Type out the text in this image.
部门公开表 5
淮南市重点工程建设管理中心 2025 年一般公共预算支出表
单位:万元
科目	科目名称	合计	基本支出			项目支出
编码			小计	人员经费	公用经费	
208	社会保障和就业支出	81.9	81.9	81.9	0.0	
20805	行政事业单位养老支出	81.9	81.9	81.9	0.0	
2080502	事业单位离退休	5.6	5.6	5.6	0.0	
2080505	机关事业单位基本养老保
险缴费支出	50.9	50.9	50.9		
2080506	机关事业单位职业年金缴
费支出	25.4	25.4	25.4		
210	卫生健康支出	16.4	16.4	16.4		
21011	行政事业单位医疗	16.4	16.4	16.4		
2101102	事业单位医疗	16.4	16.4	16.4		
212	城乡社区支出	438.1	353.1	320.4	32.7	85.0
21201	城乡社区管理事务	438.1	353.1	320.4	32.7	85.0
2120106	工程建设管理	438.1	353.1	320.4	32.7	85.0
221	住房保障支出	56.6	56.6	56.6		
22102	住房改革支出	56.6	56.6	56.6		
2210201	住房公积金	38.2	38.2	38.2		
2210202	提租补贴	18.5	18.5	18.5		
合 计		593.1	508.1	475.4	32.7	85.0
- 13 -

========

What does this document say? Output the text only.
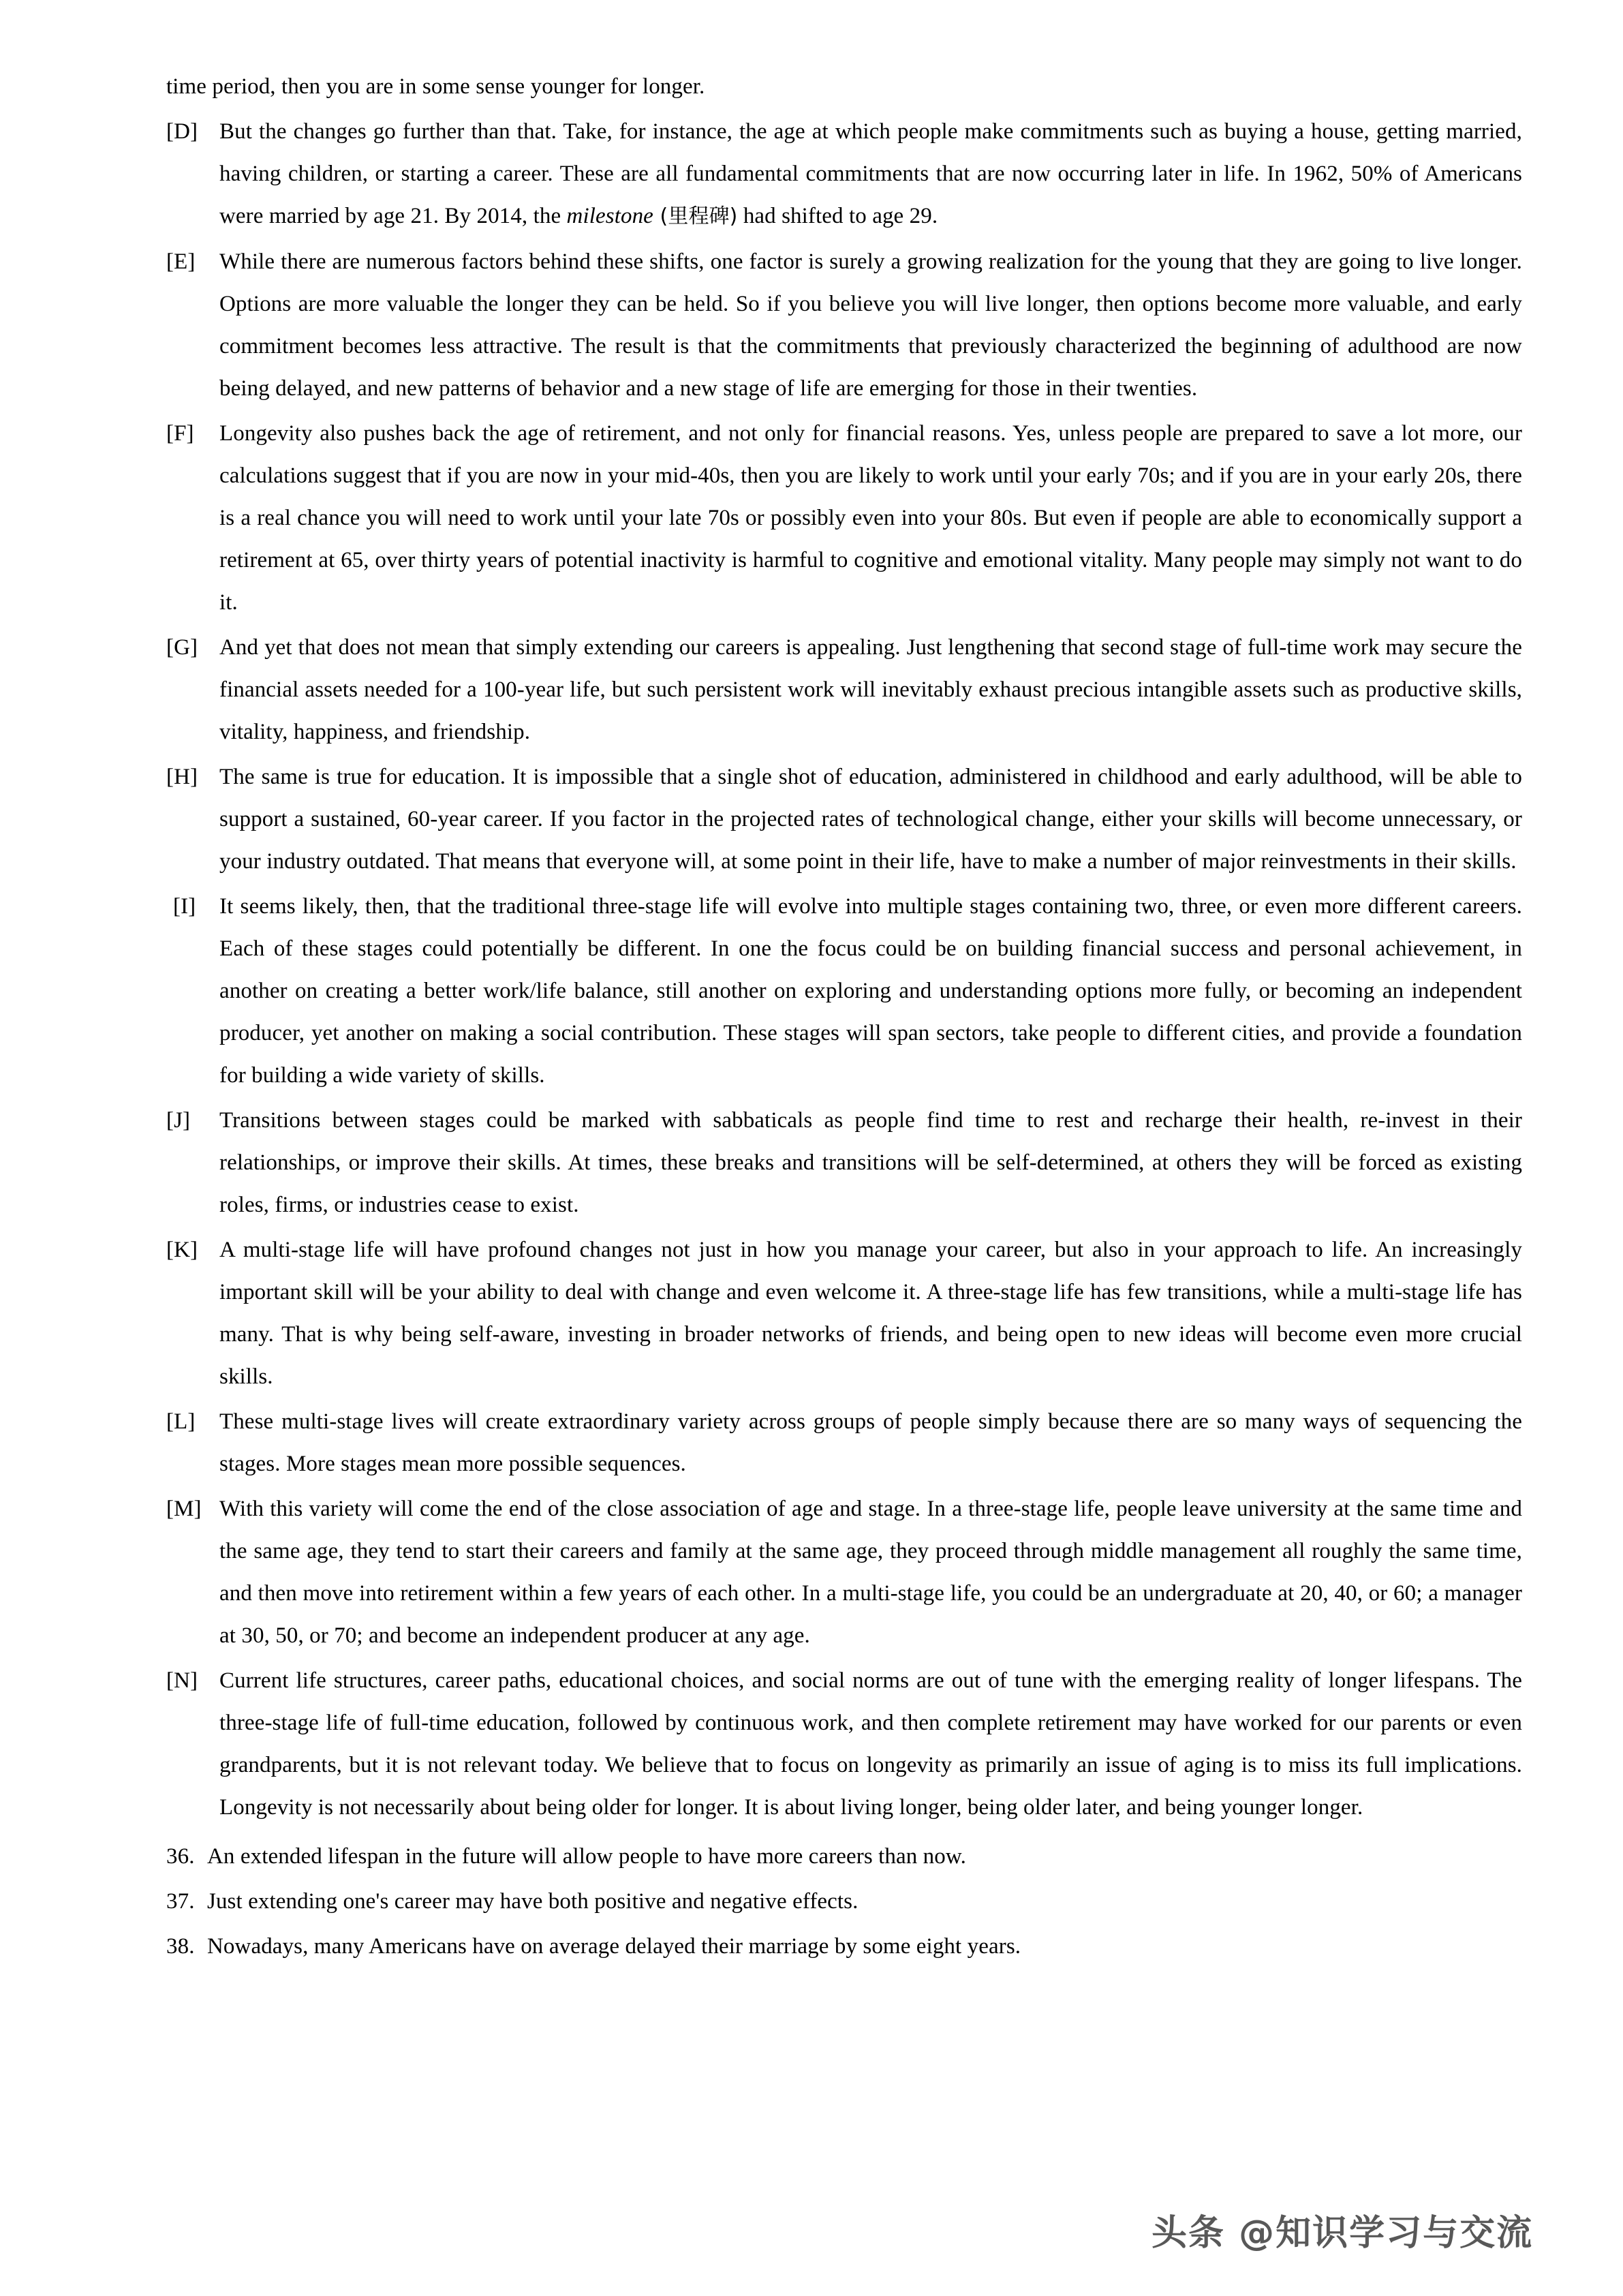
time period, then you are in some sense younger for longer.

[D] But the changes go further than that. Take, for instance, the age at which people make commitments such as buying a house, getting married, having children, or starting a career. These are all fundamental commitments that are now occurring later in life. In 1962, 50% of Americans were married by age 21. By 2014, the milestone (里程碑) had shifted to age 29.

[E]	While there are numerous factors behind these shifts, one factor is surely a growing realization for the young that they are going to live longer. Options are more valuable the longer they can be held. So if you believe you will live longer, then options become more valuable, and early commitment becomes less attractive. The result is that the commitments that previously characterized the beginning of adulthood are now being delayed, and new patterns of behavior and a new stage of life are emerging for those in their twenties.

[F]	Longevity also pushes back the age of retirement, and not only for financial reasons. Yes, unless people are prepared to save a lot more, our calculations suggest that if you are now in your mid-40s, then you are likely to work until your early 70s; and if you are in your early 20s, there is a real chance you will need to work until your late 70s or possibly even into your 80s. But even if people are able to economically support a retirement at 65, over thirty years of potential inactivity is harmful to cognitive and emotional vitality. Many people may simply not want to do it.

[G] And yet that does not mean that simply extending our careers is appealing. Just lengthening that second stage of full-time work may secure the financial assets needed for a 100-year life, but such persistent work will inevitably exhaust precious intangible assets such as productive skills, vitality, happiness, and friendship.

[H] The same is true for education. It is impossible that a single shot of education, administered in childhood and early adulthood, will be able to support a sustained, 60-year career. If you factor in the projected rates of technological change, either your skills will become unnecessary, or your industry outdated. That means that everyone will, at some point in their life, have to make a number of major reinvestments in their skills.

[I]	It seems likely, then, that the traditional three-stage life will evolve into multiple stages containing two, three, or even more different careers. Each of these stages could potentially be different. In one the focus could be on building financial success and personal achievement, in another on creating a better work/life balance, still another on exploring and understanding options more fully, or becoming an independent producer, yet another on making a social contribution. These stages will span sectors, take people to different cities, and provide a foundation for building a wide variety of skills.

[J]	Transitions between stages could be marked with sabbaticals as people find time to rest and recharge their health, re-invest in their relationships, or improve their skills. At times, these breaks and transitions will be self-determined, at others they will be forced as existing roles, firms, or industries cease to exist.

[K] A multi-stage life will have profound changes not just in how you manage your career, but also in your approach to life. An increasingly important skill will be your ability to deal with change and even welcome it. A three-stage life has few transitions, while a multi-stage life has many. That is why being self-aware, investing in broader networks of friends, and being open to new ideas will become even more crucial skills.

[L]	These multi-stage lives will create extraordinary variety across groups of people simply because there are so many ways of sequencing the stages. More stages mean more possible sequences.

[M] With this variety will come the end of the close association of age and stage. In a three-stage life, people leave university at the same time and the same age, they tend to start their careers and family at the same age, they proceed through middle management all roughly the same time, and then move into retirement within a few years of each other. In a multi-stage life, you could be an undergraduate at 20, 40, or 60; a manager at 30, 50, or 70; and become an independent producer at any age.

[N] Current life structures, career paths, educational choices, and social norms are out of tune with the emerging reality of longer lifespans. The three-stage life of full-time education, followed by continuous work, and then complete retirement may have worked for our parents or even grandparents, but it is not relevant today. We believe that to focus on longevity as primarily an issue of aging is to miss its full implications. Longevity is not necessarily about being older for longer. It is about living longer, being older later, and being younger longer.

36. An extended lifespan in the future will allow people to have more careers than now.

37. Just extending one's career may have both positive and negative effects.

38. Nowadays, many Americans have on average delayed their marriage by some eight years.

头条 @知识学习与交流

========

Instructions for the task: Check each line of the records above for the string "extending", and report every line that has it.

Solved problem:
[G] And yet that does not mean that simply extending our careers is appealing. Just lengthening that second stage of full-time work may secure the financial assets needed for a 100-year life, but such persistent work will inevitably exhaust precious intangible assets such as productive skills, vitality, happiness, and friendship.
37. Just extending one's career may have both positive and negative effects.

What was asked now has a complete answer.